## THE REQUEST
Quote the listing below in its entirety.

## RECORDED DATA
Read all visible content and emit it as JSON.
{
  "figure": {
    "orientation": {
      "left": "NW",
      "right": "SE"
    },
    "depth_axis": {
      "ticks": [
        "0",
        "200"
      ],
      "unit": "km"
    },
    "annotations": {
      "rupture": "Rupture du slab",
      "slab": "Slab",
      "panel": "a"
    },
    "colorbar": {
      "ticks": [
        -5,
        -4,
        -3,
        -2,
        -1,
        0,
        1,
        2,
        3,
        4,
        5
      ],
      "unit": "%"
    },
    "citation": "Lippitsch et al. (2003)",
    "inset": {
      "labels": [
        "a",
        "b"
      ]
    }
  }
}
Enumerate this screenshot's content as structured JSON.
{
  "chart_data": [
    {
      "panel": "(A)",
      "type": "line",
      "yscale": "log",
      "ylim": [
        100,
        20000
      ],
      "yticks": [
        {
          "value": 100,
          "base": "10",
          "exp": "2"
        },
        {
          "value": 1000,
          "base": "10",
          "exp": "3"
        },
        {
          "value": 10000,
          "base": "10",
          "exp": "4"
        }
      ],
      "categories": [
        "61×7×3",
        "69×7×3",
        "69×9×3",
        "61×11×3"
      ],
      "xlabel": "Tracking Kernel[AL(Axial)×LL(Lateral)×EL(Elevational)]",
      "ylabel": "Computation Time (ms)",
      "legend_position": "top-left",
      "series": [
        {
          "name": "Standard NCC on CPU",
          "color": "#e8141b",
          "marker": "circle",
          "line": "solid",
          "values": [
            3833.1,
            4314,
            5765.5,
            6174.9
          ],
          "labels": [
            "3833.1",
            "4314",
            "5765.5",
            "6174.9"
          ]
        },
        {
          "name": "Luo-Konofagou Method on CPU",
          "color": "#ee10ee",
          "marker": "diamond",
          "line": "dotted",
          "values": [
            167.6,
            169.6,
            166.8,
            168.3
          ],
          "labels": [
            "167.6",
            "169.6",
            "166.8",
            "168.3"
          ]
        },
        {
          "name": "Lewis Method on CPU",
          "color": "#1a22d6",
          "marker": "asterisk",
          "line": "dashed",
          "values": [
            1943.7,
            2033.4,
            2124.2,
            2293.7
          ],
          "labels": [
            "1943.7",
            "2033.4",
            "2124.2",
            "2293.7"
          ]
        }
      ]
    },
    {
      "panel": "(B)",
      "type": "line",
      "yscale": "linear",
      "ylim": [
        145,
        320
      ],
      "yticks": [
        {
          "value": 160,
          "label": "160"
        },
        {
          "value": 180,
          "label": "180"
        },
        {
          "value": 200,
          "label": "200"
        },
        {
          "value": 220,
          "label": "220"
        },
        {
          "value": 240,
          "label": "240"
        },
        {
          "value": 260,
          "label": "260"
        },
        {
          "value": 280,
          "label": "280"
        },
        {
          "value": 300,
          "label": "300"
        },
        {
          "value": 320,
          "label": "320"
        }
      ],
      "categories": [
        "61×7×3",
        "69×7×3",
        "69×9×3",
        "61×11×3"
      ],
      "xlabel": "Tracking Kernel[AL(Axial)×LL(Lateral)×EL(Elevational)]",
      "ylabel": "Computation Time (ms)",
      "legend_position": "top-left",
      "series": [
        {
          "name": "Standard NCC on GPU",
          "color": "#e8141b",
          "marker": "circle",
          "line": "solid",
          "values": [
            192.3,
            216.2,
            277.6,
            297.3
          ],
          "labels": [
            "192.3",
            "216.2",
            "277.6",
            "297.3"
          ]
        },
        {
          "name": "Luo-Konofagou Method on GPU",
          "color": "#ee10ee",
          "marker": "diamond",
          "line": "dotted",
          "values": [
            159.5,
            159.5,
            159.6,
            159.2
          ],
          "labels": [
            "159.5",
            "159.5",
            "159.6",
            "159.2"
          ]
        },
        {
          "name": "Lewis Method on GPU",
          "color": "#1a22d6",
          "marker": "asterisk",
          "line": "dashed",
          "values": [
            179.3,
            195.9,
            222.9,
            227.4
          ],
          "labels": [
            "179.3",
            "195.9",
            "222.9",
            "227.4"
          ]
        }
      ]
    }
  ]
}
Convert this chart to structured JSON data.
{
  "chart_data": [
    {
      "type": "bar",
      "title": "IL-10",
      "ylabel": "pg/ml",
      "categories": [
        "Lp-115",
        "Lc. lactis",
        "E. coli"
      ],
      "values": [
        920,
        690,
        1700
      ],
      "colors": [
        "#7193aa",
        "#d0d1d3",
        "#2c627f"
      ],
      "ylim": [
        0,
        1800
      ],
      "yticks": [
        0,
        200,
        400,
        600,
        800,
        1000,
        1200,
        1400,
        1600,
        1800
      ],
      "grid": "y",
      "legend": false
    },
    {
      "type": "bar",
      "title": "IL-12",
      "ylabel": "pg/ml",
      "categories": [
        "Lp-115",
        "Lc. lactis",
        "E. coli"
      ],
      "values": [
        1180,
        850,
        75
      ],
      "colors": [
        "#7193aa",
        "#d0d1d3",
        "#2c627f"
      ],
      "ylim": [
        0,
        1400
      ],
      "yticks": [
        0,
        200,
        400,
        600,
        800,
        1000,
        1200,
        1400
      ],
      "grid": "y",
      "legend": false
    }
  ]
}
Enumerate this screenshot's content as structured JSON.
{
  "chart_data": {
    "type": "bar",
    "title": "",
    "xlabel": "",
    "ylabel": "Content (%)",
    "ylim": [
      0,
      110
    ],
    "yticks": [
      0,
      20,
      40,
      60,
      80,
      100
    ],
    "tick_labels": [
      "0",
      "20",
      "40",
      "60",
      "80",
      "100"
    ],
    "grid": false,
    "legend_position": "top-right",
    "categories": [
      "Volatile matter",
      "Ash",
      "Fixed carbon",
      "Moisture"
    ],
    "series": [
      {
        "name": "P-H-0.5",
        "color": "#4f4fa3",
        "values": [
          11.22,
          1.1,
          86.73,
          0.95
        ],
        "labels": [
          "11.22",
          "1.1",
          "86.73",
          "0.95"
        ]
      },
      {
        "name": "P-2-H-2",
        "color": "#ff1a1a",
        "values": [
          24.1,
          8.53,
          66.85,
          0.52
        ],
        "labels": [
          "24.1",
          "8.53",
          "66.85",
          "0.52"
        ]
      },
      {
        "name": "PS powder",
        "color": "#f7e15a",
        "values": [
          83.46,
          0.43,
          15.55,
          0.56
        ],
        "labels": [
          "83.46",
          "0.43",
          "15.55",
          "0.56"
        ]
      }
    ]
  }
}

## RESULT BELOW
Read all visible content and emit it as JSON.
{
  "figure": {
    "orientation": {
      "left": "NW",
      "right": "SE"
    },
    "depth_axis": {
      "ticks": [
        "0",
        "200"
      ],
      "unit": "km"
    },
    "annotations": {
      "rupture": "Rupture du slab",
      "slab": "Slab",
      "panel": "a"
    },
    "colorbar": {
      "ticks": [
        -5,
        -4,
        -3,
        -2,
        -1,
        0,
        1,
        2,
        3,
        4,
        5
      ],
      "unit": "%"
    },
    "citation": "Lippitsch et al. (2003)",
    "inset": {
      "labels": [
        "a",
        "b"
      ]
    }
  }
}
Enumerate this screenshot's content as structured JSON.
{
  "chart_data": [
    {
      "panel": "(A)",
      "type": "line",
      "yscale": "log",
      "ylim": [
        100,
        20000
      ],
      "yticks": [
        {
          "value": 100,
          "base": "10",
          "exp": "2"
        },
        {
          "value": 1000,
          "base": "10",
          "exp": "3"
        },
        {
          "value": 10000,
          "base": "10",
          "exp": "4"
        }
      ],
      "categories": [
        "61×7×3",
        "69×7×3",
        "69×9×3",
        "61×11×3"
      ],
      "xlabel": "Tracking Kernel[AL(Axial)×LL(Lateral)×EL(Elevational)]",
      "ylabel": "Computation Time (ms)",
      "legend_position": "top-left",
      "series": [
        {
          "name": "Standard NCC on CPU",
          "color": "#e8141b",
          "marker": "circle",
          "line": "solid",
          "values": [
            3833.1,
            4314,
            5765.5,
            6174.9
          ],
          "labels": [
            "3833.1",
            "4314",
            "5765.5",
            "6174.9"
          ]
        },
        {
          "name": "Luo-Konofagou Method on CPU",
          "color": "#ee10ee",
          "marker": "diamond",
          "line": "dotted",
          "values": [
            167.6,
            169.6,
            166.8,
            168.3
          ],
          "labels": [
            "167.6",
            "169.6",
            "166.8",
            "168.3"
          ]
        },
        {
          "name": "Lewis Method on CPU",
          "color": "#1a22d6",
          "marker": "asterisk",
          "line": "dashed",
          "values": [
            1943.7,
            2033.4,
            2124.2,
            2293.7
          ],
          "labels": [
            "1943.7",
            "2033.4",
            "2124.2",
            "2293.7"
          ]
        }
      ]
    },
    {
      "panel": "(B)",
      "type": "line",
      "yscale": "linear",
      "ylim": [
        145,
        320
      ],
      "yticks": [
        {
          "value": 160,
          "label": "160"
        },
        {
          "value": 180,
          "label": "180"
        },
        {
          "value": 200,
          "label": "200"
        },
        {
          "value": 220,
          "label": "220"
        },
        {
          "value": 240,
          "label": "240"
        },
        {
          "value": 260,
          "label": "260"
        },
        {
          "value": 280,
          "label": "280"
        },
        {
          "value": 300,
          "label": "300"
        },
        {
          "value": 320,
          "label": "320"
        }
      ],
      "categories": [
        "61×7×3",
        "69×7×3",
        "69×9×3",
        "61×11×3"
      ],
      "xlabel": "Tracking Kernel[AL(Axial)×LL(Lateral)×EL(Elevational)]",
      "ylabel": "Computation Time (ms)",
      "legend_position": "top-left",
      "series": [
        {
          "name": "Standard NCC on GPU",
          "color": "#e8141b",
          "marker": "circle",
          "line": "solid",
          "values": [
            192.3,
            216.2,
            277.6,
            297.3
          ],
          "labels": [
            "192.3",
            "216.2",
            "277.6",
            "297.3"
          ]
        },
        {
          "name": "Luo-Konofagou Method on GPU",
          "color": "#ee10ee",
          "marker": "diamond",
          "line": "dotted",
          "values": [
            159.5,
            159.5,
            159.6,
            159.2
          ],
          "labels": [
            "159.5",
            "159.5",
            "159.6",
            "159.2"
          ]
        },
        {
          "name": "Lewis Method on GPU",
          "color": "#1a22d6",
          "marker": "asterisk",
          "line": "dashed",
          "values": [
            179.3,
            195.9,
            222.9,
            227.4
          ],
          "labels": [
            "179.3",
            "195.9",
            "222.9",
            "227.4"
          ]
        }
      ]
    }
  ]
}
Convert this chart to structured JSON data.
{
  "chart_data": [
    {
      "type": "bar",
      "title": "IL-10",
      "ylabel": "pg/ml",
      "categories": [
        "Lp-115",
        "Lc. lactis",
        "E. coli"
      ],
      "values": [
        920,
        690,
        1700
      ],
      "colors": [
        "#7193aa",
        "#d0d1d3",
        "#2c627f"
      ],
      "ylim": [
        0,
        1800
      ],
      "yticks": [
        0,
        200,
        400,
        600,
        800,
        1000,
        1200,
        1400,
        1600,
        1800
      ],
      "grid": "y",
      "legend": false
    },
    {
      "type": "bar",
      "title": "IL-12",
      "ylabel": "pg/ml",
      "categories": [
        "Lp-115",
        "Lc. lactis",
        "E. coli"
      ],
      "values": [
        1180,
        850,
        75
      ],
      "colors": [
        "#7193aa",
        "#d0d1d3",
        "#2c627f"
      ],
      "ylim": [
        0,
        1400
      ],
      "yticks": [
        0,
        200,
        400,
        600,
        800,
        1000,
        1200,
        1400
      ],
      "grid": "y",
      "legend": false
    }
  ]
}
Enumerate this screenshot's content as structured JSON.
{
  "chart_data": {
    "type": "bar",
    "title": "",
    "xlabel": "",
    "ylabel": "Content (%)",
    "ylim": [
      0,
      110
    ],
    "yticks": [
      0,
      20,
      40,
      60,
      80,
      100
    ],
    "tick_labels": [
      "0",
      "20",
      "40",
      "60",
      "80",
      "100"
    ],
    "grid": false,
    "legend_position": "top-right",
    "categories": [
      "Volatile matter",
      "Ash",
      "Fixed carbon",
      "Moisture"
    ],
    "series": [
      {
        "name": "P-H-0.5",
        "color": "#4f4fa3",
        "values": [
          11.22,
          1.1,
          86.73,
          0.95
        ],
        "labels": [
          "11.22",
          "1.1",
          "86.73",
          "0.95"
        ]
      },
      {
        "name": "P-2-H-2",
        "color": "#ff1a1a",
        "values": [
          24.1,
          8.53,
          66.85,
          0.52
        ],
        "labels": [
          "24.1",
          "8.53",
          "66.85",
          "0.52"
        ]
      },
      {
        "name": "PS powder",
        "color": "#f7e15a",
        "values": [
          83.46,
          0.43,
          15.55,
          0.56
        ],
        "labels": [
          "83.46",
          "0.43",
          "15.55",
          "0.56"
        ]
      }
    ]
  }
}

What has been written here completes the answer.